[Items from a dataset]
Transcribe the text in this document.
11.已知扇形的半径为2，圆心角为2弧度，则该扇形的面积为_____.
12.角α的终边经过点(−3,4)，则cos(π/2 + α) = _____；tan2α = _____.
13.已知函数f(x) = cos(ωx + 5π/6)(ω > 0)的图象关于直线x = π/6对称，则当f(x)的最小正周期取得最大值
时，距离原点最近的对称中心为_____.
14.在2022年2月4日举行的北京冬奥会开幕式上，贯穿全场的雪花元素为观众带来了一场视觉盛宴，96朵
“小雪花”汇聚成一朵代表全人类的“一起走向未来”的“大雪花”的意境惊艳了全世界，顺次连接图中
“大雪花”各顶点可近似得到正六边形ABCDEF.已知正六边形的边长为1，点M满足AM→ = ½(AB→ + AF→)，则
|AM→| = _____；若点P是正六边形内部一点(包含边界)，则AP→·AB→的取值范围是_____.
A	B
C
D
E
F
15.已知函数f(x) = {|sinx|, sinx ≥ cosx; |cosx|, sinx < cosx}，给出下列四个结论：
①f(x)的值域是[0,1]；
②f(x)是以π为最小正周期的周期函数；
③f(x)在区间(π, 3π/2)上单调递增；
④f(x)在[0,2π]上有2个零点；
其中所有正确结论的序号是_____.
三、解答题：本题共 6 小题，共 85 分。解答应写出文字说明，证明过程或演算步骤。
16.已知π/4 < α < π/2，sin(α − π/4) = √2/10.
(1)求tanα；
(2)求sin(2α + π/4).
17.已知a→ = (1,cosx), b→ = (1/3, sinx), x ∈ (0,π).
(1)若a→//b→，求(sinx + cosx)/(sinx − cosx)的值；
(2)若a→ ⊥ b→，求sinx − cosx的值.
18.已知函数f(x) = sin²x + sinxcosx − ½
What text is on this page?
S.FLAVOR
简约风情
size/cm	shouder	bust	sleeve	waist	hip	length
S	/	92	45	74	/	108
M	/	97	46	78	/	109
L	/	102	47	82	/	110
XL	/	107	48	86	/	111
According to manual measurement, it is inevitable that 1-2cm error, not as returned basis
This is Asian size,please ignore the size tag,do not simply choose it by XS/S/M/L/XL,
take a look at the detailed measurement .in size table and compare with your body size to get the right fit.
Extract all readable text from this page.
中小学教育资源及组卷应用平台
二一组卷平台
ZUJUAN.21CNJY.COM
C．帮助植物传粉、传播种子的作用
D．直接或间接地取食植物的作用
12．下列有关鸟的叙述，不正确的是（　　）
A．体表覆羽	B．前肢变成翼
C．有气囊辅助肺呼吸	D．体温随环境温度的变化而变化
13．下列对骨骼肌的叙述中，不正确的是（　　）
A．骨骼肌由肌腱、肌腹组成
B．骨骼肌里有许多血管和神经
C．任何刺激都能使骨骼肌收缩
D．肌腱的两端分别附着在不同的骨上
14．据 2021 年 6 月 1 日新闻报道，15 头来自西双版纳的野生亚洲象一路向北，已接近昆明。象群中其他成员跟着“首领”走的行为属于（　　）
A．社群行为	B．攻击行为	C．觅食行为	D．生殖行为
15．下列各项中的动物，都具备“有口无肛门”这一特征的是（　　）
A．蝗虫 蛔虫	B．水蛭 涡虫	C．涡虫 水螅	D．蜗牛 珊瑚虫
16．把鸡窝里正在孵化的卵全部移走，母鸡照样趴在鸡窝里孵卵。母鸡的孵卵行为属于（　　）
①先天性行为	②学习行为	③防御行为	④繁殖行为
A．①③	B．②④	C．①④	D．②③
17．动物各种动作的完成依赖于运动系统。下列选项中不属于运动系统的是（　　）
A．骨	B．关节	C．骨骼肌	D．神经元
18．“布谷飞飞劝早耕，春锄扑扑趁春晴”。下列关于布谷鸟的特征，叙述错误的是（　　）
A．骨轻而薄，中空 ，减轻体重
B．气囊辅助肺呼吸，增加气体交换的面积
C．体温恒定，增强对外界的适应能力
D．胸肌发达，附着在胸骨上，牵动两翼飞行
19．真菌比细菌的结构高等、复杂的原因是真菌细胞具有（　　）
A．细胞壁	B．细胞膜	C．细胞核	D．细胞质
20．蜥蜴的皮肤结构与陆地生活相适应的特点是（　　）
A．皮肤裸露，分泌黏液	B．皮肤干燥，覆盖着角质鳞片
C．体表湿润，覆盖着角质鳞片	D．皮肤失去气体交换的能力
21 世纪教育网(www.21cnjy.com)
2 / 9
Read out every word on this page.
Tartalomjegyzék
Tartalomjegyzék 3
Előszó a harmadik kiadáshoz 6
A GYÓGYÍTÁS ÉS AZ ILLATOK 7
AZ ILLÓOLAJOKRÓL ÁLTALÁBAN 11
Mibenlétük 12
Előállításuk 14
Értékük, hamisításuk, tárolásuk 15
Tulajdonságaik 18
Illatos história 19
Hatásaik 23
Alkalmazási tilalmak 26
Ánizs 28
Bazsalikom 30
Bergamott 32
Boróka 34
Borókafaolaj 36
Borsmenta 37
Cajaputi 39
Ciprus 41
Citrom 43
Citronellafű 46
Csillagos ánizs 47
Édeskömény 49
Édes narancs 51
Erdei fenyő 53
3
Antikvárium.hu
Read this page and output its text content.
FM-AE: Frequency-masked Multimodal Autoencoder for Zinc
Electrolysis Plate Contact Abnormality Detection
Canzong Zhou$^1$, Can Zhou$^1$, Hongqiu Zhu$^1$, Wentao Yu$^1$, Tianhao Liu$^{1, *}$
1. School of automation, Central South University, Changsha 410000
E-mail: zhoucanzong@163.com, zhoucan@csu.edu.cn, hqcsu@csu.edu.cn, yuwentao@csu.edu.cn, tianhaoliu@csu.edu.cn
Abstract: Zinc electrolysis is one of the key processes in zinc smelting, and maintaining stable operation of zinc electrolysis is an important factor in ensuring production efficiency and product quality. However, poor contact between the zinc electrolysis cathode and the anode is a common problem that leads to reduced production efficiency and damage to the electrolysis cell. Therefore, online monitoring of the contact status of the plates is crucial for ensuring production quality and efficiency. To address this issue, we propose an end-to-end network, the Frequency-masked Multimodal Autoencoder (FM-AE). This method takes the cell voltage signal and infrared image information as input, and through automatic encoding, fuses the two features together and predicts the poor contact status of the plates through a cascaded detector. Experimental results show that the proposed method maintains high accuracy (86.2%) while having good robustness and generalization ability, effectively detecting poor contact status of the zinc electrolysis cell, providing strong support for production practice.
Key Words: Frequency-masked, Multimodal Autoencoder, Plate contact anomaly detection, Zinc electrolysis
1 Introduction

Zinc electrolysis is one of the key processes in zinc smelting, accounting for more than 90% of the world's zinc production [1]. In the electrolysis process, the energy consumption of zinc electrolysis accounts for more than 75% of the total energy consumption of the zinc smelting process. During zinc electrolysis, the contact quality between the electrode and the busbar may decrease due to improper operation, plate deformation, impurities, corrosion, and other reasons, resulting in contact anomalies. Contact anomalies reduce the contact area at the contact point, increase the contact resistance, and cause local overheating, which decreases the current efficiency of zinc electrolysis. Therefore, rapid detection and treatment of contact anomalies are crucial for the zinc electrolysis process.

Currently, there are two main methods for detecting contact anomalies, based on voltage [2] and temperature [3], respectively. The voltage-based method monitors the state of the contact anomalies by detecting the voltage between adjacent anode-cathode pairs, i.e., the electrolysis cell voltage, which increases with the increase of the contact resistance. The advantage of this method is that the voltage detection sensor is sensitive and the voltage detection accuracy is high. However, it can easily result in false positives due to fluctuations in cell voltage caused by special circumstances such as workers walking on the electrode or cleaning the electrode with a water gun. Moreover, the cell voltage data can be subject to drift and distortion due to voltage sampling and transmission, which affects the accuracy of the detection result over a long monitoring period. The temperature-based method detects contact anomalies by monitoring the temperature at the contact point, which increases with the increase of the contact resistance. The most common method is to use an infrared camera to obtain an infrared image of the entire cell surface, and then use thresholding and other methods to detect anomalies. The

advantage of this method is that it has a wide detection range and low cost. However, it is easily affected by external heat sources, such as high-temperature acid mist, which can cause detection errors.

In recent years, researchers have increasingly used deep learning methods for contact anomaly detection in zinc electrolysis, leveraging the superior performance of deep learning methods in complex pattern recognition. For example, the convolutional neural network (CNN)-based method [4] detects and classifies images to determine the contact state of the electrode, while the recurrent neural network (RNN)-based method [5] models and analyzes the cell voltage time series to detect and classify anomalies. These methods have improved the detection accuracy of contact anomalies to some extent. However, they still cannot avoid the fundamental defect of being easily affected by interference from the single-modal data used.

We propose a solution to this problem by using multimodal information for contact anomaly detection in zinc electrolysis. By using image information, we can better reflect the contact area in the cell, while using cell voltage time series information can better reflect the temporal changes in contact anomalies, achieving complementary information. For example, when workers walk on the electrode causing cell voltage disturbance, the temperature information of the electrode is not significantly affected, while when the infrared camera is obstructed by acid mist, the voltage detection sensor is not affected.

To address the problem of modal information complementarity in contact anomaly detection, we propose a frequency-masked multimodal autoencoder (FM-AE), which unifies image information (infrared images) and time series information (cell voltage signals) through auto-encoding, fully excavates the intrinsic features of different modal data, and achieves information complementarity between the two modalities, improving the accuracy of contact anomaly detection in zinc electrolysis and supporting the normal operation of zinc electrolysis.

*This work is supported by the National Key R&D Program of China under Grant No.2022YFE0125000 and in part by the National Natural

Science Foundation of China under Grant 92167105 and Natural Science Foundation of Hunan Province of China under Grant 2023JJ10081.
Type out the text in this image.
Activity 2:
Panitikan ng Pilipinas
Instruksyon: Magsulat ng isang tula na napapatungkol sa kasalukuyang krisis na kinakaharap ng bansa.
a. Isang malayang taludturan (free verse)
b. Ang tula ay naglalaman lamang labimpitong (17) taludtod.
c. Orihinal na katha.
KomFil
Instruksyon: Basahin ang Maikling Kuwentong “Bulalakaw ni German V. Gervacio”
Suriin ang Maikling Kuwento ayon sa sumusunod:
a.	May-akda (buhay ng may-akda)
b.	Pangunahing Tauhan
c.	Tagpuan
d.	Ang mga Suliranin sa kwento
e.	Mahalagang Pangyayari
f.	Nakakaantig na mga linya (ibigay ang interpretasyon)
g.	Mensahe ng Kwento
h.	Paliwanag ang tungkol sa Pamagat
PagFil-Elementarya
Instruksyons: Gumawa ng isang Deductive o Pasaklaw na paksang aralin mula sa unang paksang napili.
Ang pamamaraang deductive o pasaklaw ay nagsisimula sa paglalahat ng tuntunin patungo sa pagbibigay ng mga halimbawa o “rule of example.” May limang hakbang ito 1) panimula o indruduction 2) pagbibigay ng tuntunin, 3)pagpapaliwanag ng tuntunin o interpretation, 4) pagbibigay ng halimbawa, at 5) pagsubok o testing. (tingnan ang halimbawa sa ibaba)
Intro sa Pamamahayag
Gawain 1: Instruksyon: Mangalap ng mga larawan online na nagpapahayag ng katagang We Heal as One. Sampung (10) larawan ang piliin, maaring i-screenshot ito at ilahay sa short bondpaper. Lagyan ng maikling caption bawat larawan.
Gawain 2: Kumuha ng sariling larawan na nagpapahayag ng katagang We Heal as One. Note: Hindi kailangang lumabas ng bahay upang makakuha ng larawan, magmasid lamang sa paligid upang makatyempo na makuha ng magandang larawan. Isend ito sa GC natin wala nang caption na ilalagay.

* _Exercise description_
Using the listing above, show each line holding the string "images".

* _Result of this exercise_
In recent years, researchers have increasingly used deep learning methods for contact anomaly detection in zinc electrolysis, leveraging the superior performance of deep learning methods in complex pattern recognition. For example, the convolutional neural network (CNN)-based method [4] detects and classifies images to determine the contact state of the electrode, while the recurrent neural network (RNN)-based method [5] models and analyzes the cell voltage time series to detect and classify anomalies. These methods have improved the detection accuracy of contact anomalies to some extent. However, they still cannot avoid the fundamental defect of being easily affected by interference from the single-modal data used.
To address the problem of modal information complementarity in contact anomaly detection, we propose a frequency-masked multimodal autoencoder (FM-AE), which unifies image information (infrared images) and time series information (cell voltage signals) through auto-encoding, fully excavates the intrinsic features of different modal data, and achieves information complementarity between the two modalities, improving the accuracy of contact anomaly detection in zinc electrolysis and supporting the normal operation of zinc electrolysis.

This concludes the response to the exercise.